§ Your instructions
Exact copies are required of the lines from the line containing "Enumerate this screenshot's" through the final line of the listing, both included, and of no other lines.

§ Supplied entries
========
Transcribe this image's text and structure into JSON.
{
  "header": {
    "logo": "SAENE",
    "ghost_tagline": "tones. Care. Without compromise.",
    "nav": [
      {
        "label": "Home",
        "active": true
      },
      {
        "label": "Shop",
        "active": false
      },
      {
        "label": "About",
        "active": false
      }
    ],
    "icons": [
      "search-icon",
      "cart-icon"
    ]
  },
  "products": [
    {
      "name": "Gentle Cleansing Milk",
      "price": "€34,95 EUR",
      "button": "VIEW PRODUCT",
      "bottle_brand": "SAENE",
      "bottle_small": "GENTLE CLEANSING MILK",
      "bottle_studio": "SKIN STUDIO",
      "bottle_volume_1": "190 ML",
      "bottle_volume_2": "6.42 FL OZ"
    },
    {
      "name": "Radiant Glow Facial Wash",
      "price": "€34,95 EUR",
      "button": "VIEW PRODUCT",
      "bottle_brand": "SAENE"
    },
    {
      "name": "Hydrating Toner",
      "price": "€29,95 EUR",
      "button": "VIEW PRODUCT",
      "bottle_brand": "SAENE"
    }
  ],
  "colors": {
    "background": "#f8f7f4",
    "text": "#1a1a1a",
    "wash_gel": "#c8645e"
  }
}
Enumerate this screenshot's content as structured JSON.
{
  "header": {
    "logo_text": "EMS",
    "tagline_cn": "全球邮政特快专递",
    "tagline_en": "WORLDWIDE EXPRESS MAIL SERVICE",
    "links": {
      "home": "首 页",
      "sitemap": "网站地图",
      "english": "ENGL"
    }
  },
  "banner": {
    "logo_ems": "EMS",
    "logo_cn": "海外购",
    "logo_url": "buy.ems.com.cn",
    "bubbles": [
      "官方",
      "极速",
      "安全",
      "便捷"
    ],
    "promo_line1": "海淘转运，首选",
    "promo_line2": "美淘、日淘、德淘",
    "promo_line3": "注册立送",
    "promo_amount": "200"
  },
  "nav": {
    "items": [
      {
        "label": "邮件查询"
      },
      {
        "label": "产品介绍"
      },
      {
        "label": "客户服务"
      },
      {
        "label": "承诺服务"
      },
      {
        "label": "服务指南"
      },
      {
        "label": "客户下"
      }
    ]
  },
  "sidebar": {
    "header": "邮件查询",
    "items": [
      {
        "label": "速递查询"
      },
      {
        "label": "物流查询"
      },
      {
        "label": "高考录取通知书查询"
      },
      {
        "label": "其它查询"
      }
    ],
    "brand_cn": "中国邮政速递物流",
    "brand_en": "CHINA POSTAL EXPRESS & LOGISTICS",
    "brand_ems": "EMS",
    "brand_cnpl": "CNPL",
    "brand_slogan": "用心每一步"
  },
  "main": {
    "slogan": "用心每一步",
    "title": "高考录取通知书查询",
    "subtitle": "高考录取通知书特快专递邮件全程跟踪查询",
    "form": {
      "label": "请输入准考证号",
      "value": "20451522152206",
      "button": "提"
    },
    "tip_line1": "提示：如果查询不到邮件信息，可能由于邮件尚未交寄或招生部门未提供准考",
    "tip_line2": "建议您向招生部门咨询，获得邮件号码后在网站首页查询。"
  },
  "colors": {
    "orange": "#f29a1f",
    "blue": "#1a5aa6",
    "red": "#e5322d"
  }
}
========
§ Result of the exercise
Enumerate this screenshot's content as structured JSON.
{
  "header": {
    "logo_text": "EMS",
    "tagline_cn": "全球邮政特快专递",
    "tagline_en": "WORLDWIDE EXPRESS MAIL SERVICE",
    "links": {
      "home": "首 页",
      "sitemap": "网站地图",
      "english": "ENGL"
    }
  },
  "banner": {
    "logo_ems": "EMS",
    "logo_cn": "海外购",
    "logo_url": "buy.ems.com.cn",
    "bubbles": [
      "官方",
      "极速",
      "安全",
      "便捷"
    ],
    "promo_line1": "海淘转运，首选",
    "promo_line2": "美淘、日淘、德淘",
    "promo_line3": "注册立送",
    "promo_amount": "200"
  },
  "nav": {
    "items": [
      {
        "label": "邮件查询"
      },
      {
        "label": "产品介绍"
      },
      {
        "label": "客户服务"
      },
      {
        "label": "承诺服务"
      },
      {
        "label": "服务指南"
      },
      {
        "label": "客户下"
      }
    ]
  },
  "sidebar": {
    "header": "邮件查询",
    "items": [
      {
        "label": "速递查询"
      },
      {
        "label": "物流查询"
      },
      {
        "label": "高考录取通知书查询"
      },
      {
        "label": "其它查询"
      }
    ],
    "brand_cn": "中国邮政速递物流",
    "brand_en": "CHINA POSTAL EXPRESS & LOGISTICS",
    "brand_ems": "EMS",
    "brand_cnpl": "CNPL",
    "brand_slogan": "用心每一步"
  },
  "main": {
    "slogan": "用心每一步",
    "title": "高考录取通知书查询",
    "subtitle": "高考录取通知书特快专递邮件全程跟踪查询",
    "form": {
      "label": "请输入准考证号",
      "value": "20451522152206",
      "button": "提"
    },
    "tip_line1": "提示：如果查询不到邮件信息，可能由于邮件尚未交寄或招生部门未提供准考",
    "tip_line2": "建议您向招生部门咨询，获得邮件号码后在网站首页查询。"
  },
  "colors": {
    "orange": "#f29a1f",
    "blue": "#1a5aa6",
    "red": "#e5322d"
  }
}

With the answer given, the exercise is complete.